_Directions for this task_
Lines holding the string "InProcess" are the ones to copy; find them all in the data.

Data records
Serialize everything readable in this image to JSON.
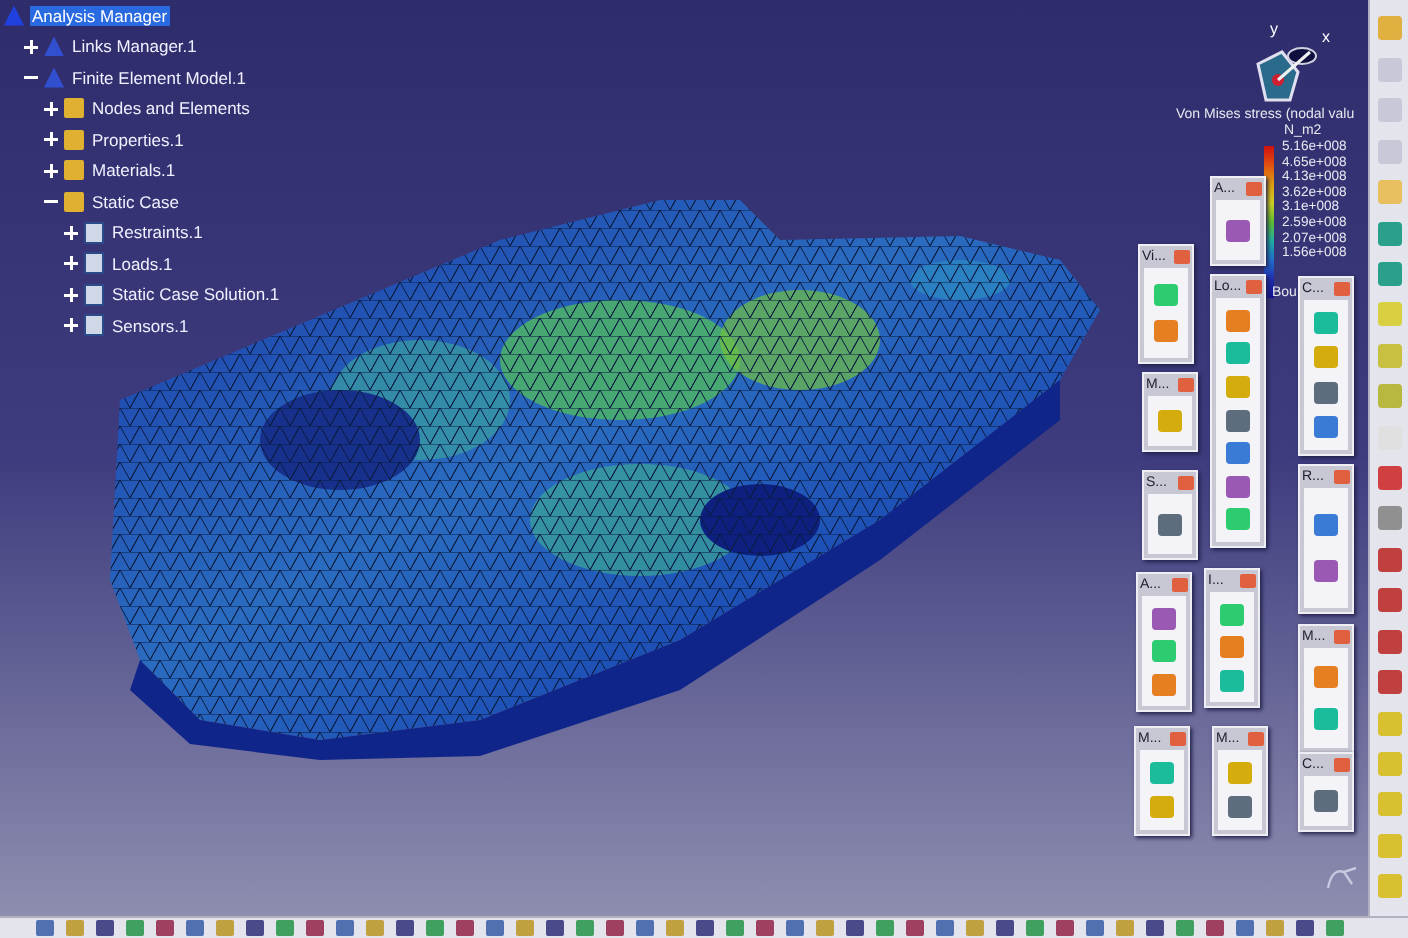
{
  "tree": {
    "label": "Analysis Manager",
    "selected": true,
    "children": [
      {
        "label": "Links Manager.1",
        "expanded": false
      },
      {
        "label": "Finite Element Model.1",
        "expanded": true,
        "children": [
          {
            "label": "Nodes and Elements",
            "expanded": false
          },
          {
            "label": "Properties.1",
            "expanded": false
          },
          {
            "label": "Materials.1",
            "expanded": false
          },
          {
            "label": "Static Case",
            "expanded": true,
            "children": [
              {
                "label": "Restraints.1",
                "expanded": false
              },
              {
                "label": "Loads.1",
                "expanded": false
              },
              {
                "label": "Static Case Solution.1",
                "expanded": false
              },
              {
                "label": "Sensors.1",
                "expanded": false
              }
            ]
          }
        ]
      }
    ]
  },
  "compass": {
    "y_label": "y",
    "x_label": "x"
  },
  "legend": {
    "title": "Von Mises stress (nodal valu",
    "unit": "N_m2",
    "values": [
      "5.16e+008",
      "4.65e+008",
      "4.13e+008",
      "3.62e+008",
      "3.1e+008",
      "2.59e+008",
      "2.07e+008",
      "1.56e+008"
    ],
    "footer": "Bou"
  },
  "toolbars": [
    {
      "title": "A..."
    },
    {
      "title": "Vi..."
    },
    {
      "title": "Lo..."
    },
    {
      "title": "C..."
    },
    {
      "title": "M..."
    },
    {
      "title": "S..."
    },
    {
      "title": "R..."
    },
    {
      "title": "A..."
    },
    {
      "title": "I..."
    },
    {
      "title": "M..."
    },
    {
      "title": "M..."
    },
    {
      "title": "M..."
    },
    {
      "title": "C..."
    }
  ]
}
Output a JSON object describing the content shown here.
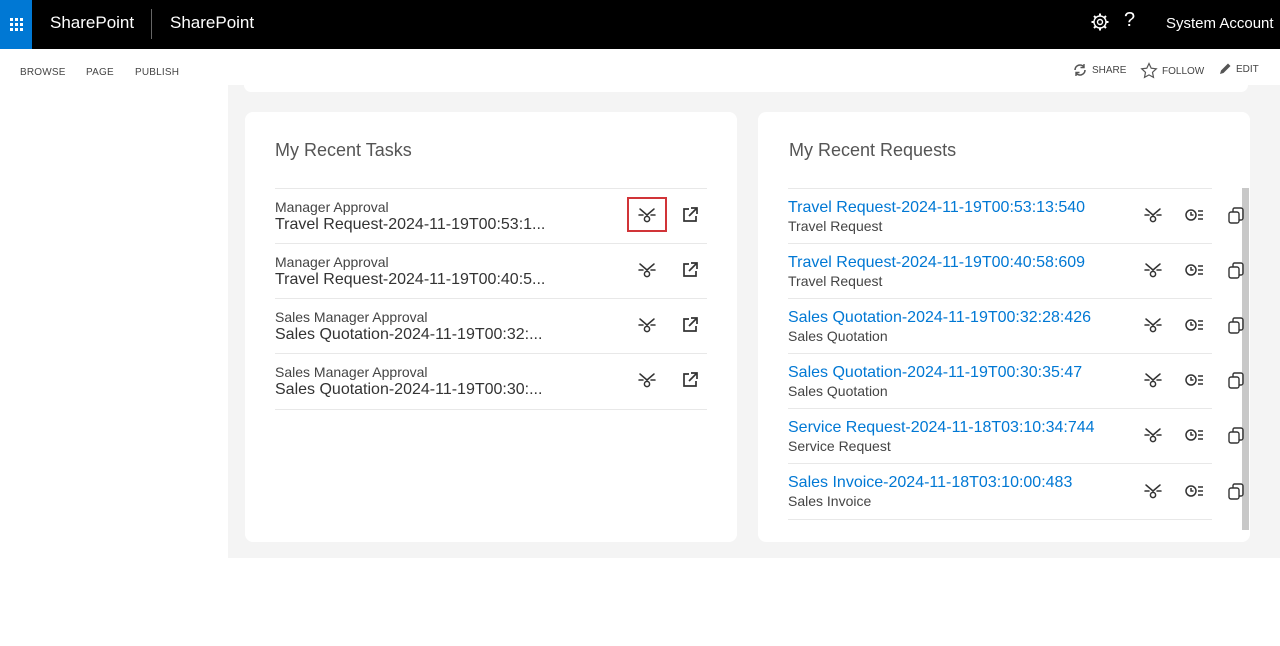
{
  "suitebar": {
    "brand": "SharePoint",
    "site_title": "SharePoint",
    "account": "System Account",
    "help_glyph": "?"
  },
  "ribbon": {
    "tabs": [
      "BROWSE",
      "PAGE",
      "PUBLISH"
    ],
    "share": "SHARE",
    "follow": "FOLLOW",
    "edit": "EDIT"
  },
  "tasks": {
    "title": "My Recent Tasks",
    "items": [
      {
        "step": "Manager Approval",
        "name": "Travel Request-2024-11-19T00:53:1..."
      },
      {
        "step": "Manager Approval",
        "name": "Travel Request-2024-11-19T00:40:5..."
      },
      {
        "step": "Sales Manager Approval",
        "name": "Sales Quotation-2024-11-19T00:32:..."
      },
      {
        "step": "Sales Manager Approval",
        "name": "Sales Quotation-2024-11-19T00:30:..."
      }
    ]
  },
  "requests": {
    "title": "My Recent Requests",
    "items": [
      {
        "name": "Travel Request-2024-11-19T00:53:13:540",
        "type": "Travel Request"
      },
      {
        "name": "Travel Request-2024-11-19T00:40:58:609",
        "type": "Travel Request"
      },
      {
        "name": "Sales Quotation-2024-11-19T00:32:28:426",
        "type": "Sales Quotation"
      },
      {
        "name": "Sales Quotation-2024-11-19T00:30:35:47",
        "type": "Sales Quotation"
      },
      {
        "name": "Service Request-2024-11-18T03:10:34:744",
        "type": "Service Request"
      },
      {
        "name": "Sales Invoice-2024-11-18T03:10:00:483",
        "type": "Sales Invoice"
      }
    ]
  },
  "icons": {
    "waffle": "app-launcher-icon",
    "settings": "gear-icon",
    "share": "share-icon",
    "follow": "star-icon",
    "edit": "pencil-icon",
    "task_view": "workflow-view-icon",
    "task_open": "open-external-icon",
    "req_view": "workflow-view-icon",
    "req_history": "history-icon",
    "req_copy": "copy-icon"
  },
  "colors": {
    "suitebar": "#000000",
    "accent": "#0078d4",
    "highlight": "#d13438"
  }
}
==
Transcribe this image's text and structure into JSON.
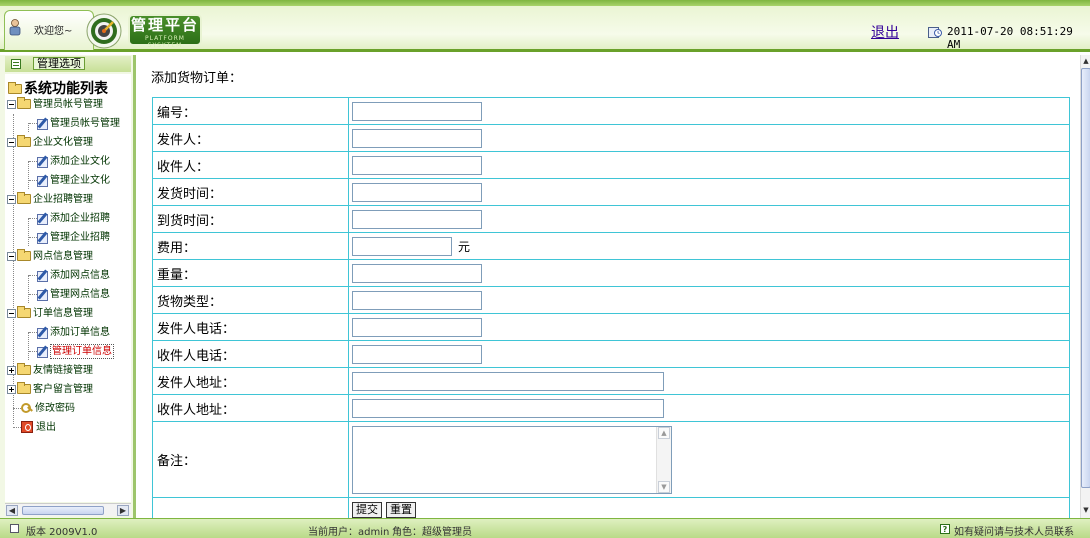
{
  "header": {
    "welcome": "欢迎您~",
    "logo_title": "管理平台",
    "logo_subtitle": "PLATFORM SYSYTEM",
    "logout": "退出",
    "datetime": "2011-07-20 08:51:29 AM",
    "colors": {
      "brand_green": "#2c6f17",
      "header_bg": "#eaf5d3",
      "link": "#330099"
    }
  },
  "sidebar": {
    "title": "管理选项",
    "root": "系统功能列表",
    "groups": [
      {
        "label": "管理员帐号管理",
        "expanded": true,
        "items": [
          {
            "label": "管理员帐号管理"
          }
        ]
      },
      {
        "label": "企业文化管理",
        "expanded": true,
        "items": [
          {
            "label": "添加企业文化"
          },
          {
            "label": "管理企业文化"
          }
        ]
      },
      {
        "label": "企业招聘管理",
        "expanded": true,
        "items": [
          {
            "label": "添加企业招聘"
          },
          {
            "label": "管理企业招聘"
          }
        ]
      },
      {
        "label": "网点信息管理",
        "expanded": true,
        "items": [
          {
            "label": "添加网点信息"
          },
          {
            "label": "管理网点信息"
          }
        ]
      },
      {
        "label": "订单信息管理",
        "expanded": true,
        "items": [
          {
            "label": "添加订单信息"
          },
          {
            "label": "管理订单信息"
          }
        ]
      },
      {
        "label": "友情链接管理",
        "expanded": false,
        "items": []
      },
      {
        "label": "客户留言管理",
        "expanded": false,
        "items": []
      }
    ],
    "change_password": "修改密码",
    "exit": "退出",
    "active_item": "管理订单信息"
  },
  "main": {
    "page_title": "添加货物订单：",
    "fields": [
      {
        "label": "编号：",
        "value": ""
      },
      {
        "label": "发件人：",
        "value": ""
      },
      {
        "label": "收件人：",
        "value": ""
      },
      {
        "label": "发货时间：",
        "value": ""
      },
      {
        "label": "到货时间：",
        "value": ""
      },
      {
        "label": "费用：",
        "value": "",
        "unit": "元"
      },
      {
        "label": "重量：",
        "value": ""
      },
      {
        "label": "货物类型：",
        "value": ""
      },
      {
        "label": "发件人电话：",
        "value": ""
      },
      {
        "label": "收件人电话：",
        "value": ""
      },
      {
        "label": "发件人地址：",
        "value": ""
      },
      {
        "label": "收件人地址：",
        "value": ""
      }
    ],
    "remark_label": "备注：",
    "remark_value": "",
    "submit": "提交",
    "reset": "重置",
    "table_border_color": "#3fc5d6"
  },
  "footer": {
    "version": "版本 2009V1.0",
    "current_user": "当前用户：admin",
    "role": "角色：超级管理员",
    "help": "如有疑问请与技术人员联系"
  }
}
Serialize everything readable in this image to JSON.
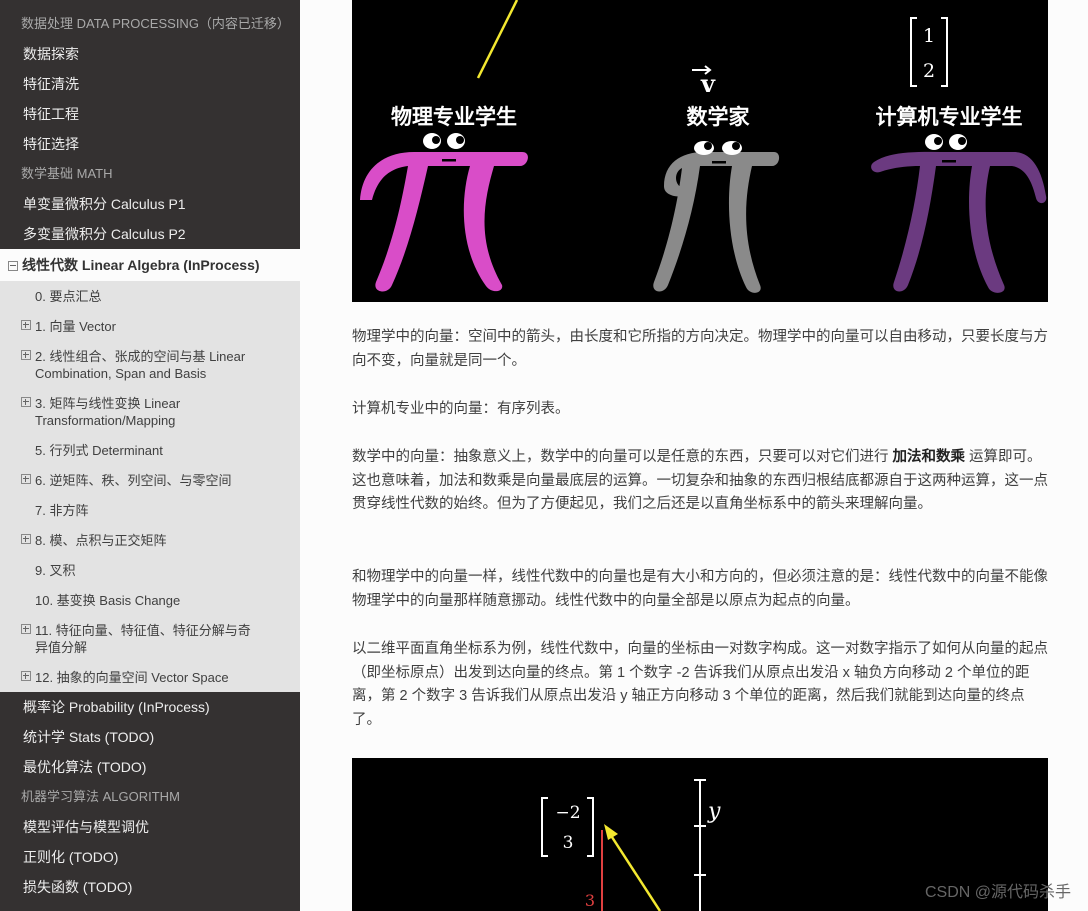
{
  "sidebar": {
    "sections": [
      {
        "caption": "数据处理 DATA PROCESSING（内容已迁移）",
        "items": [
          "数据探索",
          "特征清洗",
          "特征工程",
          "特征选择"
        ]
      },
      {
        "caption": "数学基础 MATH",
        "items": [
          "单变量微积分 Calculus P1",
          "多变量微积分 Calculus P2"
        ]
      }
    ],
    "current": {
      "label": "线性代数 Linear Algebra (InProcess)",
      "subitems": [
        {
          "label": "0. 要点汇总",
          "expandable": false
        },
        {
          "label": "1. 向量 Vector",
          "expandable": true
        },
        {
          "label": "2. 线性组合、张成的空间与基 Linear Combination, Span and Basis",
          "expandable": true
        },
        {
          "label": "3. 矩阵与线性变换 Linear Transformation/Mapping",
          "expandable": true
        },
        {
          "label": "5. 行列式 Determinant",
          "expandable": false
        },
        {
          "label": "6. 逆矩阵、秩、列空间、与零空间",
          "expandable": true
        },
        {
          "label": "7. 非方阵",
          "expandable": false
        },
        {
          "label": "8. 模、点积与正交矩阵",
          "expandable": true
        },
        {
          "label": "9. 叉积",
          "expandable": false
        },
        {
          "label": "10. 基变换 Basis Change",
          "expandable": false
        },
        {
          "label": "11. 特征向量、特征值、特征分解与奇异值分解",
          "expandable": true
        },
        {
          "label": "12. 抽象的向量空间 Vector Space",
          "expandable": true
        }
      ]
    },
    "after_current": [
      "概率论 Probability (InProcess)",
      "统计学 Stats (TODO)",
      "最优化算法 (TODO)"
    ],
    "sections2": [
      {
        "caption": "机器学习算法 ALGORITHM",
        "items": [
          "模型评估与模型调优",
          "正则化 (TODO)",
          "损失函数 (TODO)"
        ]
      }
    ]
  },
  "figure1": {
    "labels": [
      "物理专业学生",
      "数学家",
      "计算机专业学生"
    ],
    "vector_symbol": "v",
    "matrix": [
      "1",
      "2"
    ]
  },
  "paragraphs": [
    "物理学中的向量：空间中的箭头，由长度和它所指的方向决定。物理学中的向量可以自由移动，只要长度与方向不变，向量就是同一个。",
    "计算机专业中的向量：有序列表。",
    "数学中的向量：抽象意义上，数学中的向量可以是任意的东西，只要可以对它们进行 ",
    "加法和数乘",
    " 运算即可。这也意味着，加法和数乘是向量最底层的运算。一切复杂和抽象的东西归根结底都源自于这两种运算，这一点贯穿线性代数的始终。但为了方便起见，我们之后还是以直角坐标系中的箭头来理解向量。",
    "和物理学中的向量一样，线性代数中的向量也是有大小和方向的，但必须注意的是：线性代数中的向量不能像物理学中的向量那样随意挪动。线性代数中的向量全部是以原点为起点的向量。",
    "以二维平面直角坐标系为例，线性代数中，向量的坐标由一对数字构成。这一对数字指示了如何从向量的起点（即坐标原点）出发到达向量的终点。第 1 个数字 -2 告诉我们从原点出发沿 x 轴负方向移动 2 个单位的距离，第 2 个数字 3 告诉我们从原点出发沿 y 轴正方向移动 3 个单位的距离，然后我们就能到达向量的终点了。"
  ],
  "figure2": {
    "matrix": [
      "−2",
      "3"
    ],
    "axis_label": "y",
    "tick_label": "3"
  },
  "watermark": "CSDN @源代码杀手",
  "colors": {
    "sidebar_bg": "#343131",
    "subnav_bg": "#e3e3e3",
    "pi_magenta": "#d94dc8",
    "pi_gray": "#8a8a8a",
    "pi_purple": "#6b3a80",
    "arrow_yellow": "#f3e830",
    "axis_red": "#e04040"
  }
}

_Complete response_
      "label": "线性代数 Linear Algebra (InProcess)",
      "概率论 Probability (InProcess)",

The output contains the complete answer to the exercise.